(Entries with figure data)
+++++
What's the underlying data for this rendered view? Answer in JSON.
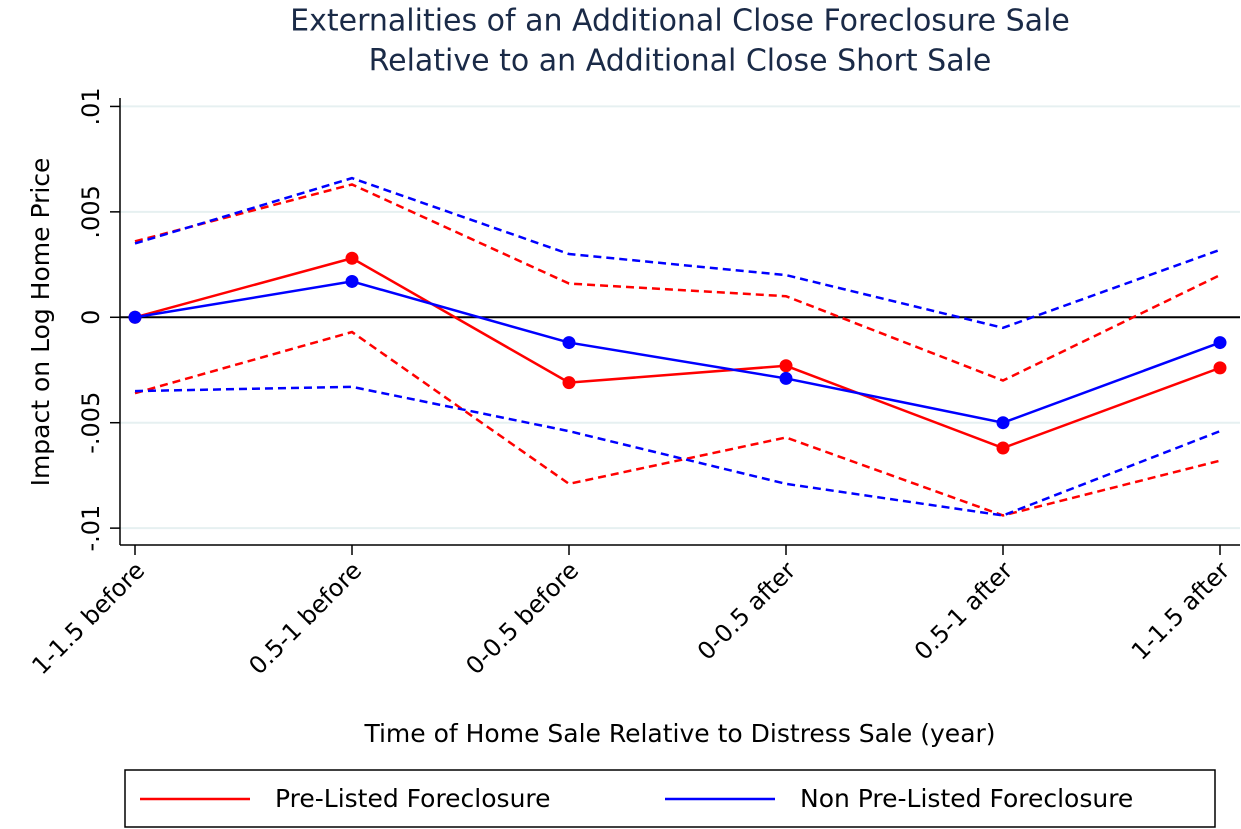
{
  "chart_data": {
    "type": "line",
    "title": [
      "Externalities of an Additional Close Foreclosure Sale",
      "Relative to an Additional Close Short Sale"
    ],
    "x_label": "Time of Home Sale Relative to Distress Sale (year)",
    "y_label": "Impact on Log Home Price",
    "categories": [
      "1-1.5 before",
      "0.5-1 before",
      "0-0.5 before",
      "0-0.5 after",
      "0.5-1 after",
      "1-1.5 after"
    ],
    "series": [
      {
        "name": "Pre-Listed Foreclosure",
        "color": "#ff0000",
        "values": [
          0,
          0.0028,
          -0.0031,
          -0.0023,
          -0.0062,
          -0.0024
        ],
        "ci_upper": [
          0.0036,
          0.0063,
          0.0016,
          0.001,
          -0.003,
          0.002
        ],
        "ci_lower": [
          -0.0036,
          -0.0007,
          -0.0079,
          -0.0057,
          -0.0094,
          -0.0068
        ]
      },
      {
        "name": "Non Pre-Listed Foreclosure",
        "color": "#0000ff",
        "values": [
          0,
          0.0017,
          -0.0012,
          -0.0029,
          -0.005,
          -0.0012
        ],
        "ci_upper": [
          0.0035,
          0.0066,
          0.003,
          0.002,
          -0.0005,
          0.0032
        ],
        "ci_lower": [
          -0.0035,
          -0.0033,
          -0.0054,
          -0.0079,
          -0.0094,
          -0.0054
        ]
      }
    ],
    "ylim": [
      -0.0108,
      0.0104
    ],
    "yticks": [
      {
        "value": -0.01,
        "label": "-.01"
      },
      {
        "value": -0.005,
        "label": "-.005"
      },
      0,
      {
        "value": 0.005,
        "label": ".005"
      },
      {
        "value": 0.01,
        "label": ".01"
      }
    ],
    "grid": true,
    "legend": "bottom"
  }
}
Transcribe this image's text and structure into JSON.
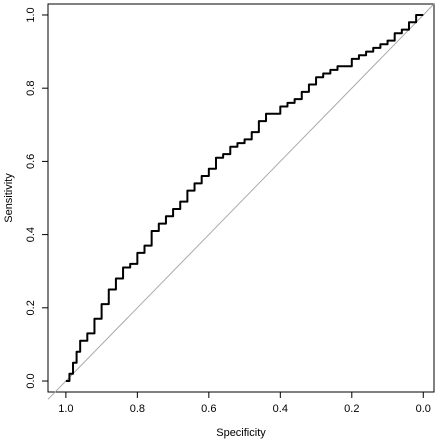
+++++
### WHAT THE EXERCISE ASKS
Output each line exactly; omit every picture.

### RESULT
What's the underlying data for this rendered view? Answer in JSON.
{
  "chart_data": {
    "type": "line",
    "title": [
      "Externalities of an Additional Close Foreclosure Sale",
      "Relative to an Additional Close Short Sale"
    ],
    "x_label": "Time of Home Sale Relative to Distress Sale (year)",
    "y_label": "Impact on Log Home Price",
    "categories": [
      "1-1.5 before",
      "0.5-1 before",
      "0-0.5 before",
      "0-0.5 after",
      "0.5-1 after",
      "1-1.5 after"
    ],
    "series": [
      {
        "name": "Pre-Listed Foreclosure",
        "color": "#ff0000",
        "values": [
          0,
          0.0028,
          -0.0031,
          -0.0023,
          -0.0062,
          -0.0024
        ],
        "ci_upper": [
          0.0036,
          0.0063,
          0.0016,
          0.001,
          -0.003,
          0.002
        ],
        "ci_lower": [
          -0.0036,
          -0.0007,
          -0.0079,
          -0.0057,
          -0.0094,
          -0.0068
        ]
      },
      {
        "name": "Non Pre-Listed Foreclosure",
        "color": "#0000ff",
        "values": [
          0,
          0.0017,
          -0.0012,
          -0.0029,
          -0.005,
          -0.0012
        ],
        "ci_upper": [
          0.0035,
          0.0066,
          0.003,
          0.002,
          -0.0005,
          0.0032
        ],
        "ci_lower": [
          -0.0035,
          -0.0033,
          -0.0054,
          -0.0079,
          -0.0094,
          -0.0054
        ]
      }
    ],
    "ylim": [
      -0.0108,
      0.0104
    ],
    "yticks": [
      {
        "value": -0.01,
        "label": "-.01"
      },
      {
        "value": -0.005,
        "label": "-.005"
      },
      0,
      {
        "value": 0.005,
        "label": ".005"
      },
      {
        "value": 0.01,
        "label": ".01"
      }
    ],
    "grid": true,
    "legend": "bottom"
  }
}
Transcribe this image's text and structure into JSON.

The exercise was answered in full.